Provided entries:
◇ ◇ ◇ ◇

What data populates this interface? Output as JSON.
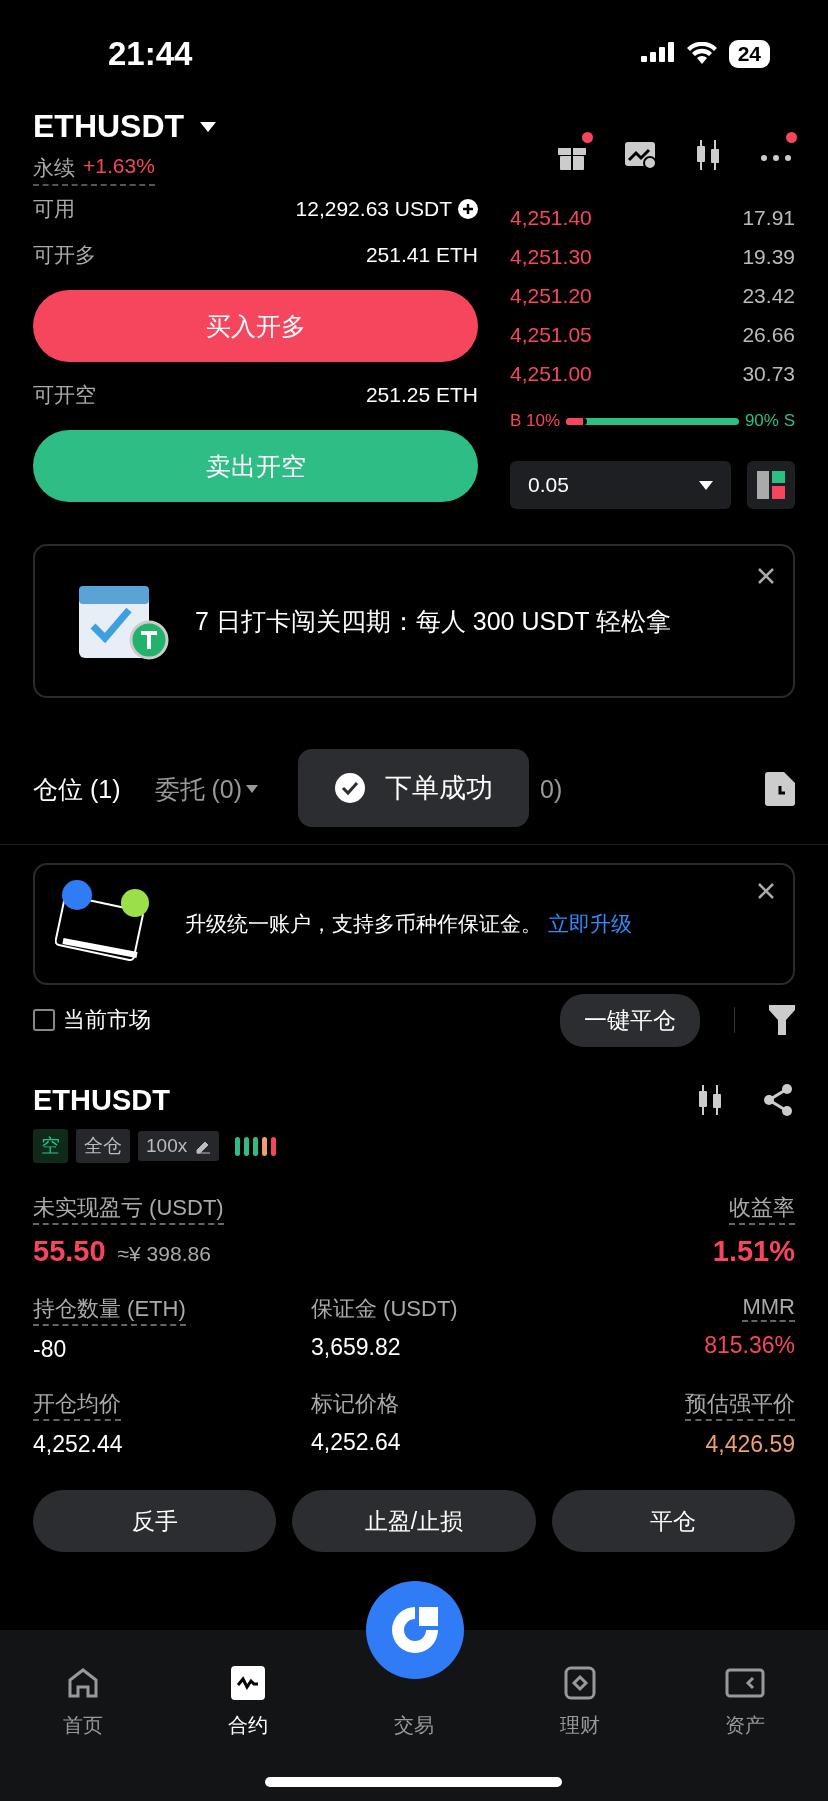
{
  "status_bar": {
    "time": "21:44",
    "battery": "24"
  },
  "header": {
    "symbol": "ETHUSDT",
    "type": "永续",
    "change": "+1.63%",
    "actions": [
      {
        "kind": "gift",
        "badge": true
      },
      {
        "kind": "chart",
        "badge": false
      },
      {
        "kind": "candles",
        "badge": false
      },
      {
        "kind": "more",
        "badge": true
      }
    ]
  },
  "order_form": {
    "rows": [
      {
        "label": "可用",
        "value": "12,292.63 USDT",
        "add": true
      },
      {
        "label": "可开多",
        "value": "251.41 ETH",
        "add": false
      }
    ],
    "buy_button": "买入开多",
    "short_row": {
      "label": "可开空",
      "value": "251.25 ETH"
    },
    "sell_button": "卖出开空"
  },
  "order_book": {
    "asks": [
      {
        "price": "4,251.40",
        "amount": "17.91"
      },
      {
        "price": "4,251.30",
        "amount": "19.39"
      },
      {
        "price": "4,251.20",
        "amount": "23.42"
      },
      {
        "price": "4,251.05",
        "amount": "26.66"
      },
      {
        "price": "4,251.00",
        "amount": "30.73"
      }
    ],
    "buy_label": "B 10%",
    "sell_label": "90% S",
    "level": 0.1,
    "precision": "0.05"
  },
  "promo_banner": {
    "text": "7 日打卡闯关四期：每人 300 USDT 轻松拿"
  },
  "tabs": [
    {
      "label": "仓位 (1)",
      "selected": true,
      "dropdown": false
    },
    {
      "label": "委托 (0)",
      "selected": false,
      "dropdown": true
    },
    {
      "label": "0)",
      "selected": false,
      "dropdown": false
    }
  ],
  "toast": {
    "text": "下单成功"
  },
  "upgrade_banner": {
    "text": "升级统一账户，支持多币种作保证金。",
    "link": "立即升级"
  },
  "filters": {
    "current_market": {
      "label": "当前市场",
      "checked": false
    },
    "close_all": "一键平仓"
  },
  "position": {
    "symbol": "ETHUSDT",
    "tags": [
      {
        "kind": "side",
        "label": "空"
      },
      {
        "kind": "mode",
        "label": "全仓"
      },
      {
        "kind": "leverage",
        "label": "100x"
      }
    ],
    "risk_bars": [
      {
        "color": "#2ebd85"
      },
      {
        "color": "#2ebd85"
      },
      {
        "color": "#2ebd85"
      },
      {
        "color": "#f0a070"
      },
      {
        "color": "#f6465d"
      }
    ],
    "pnl": {
      "label": "未实现盈亏 (USDT)",
      "value": "55.50",
      "approx": "≈¥ 398.86",
      "rate_label": "收益率",
      "rate": "1.51%"
    },
    "fields": [
      {
        "label": "持仓数量 (ETH)",
        "value": "-80",
        "dotted": true,
        "color": "#ffffff"
      },
      {
        "label": "保证金 (USDT)",
        "value": "3,659.82",
        "dotted": false,
        "color": "#ffffff"
      },
      {
        "label": "MMR",
        "value": "815.36%",
        "dotted": true,
        "color": "#f6465d"
      },
      {
        "label": "开仓均价",
        "value": "4,252.44",
        "dotted": true,
        "color": "#ffffff"
      },
      {
        "label": "标记价格",
        "value": "4,252.64",
        "dotted": false,
        "color": "#ffffff"
      },
      {
        "label": "预估强平价",
        "value": "4,426.59",
        "dotted": true,
        "color": "#f0a070"
      }
    ],
    "buttons": [
      "反手",
      "止盈/止损",
      "平仓"
    ]
  },
  "bottom_nav": [
    {
      "kind": "home",
      "label": "首页",
      "selected": false
    },
    {
      "kind": "futures",
      "label": "合约",
      "selected": true
    },
    {
      "kind": "trade",
      "label": "交易",
      "selected": false
    },
    {
      "kind": "earn",
      "label": "理财",
      "selected": false
    },
    {
      "kind": "assets",
      "label": "资产",
      "selected": false
    }
  ]
}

◇ ◇ ◇ ◇

Request: From the data above, copy each line where the string "value" appears.

Solution:
        "value": "12,292.63 USDT",
        "value": "251.41 ETH",
      "value": "251.25 ETH"
      "value": "55.50",
        "value": "-80",
        "value": "3,659.82",
        "value": "815.36%",
        "value": "4,252.44",
        "value": "4,252.64",
        "value": "4,426.59",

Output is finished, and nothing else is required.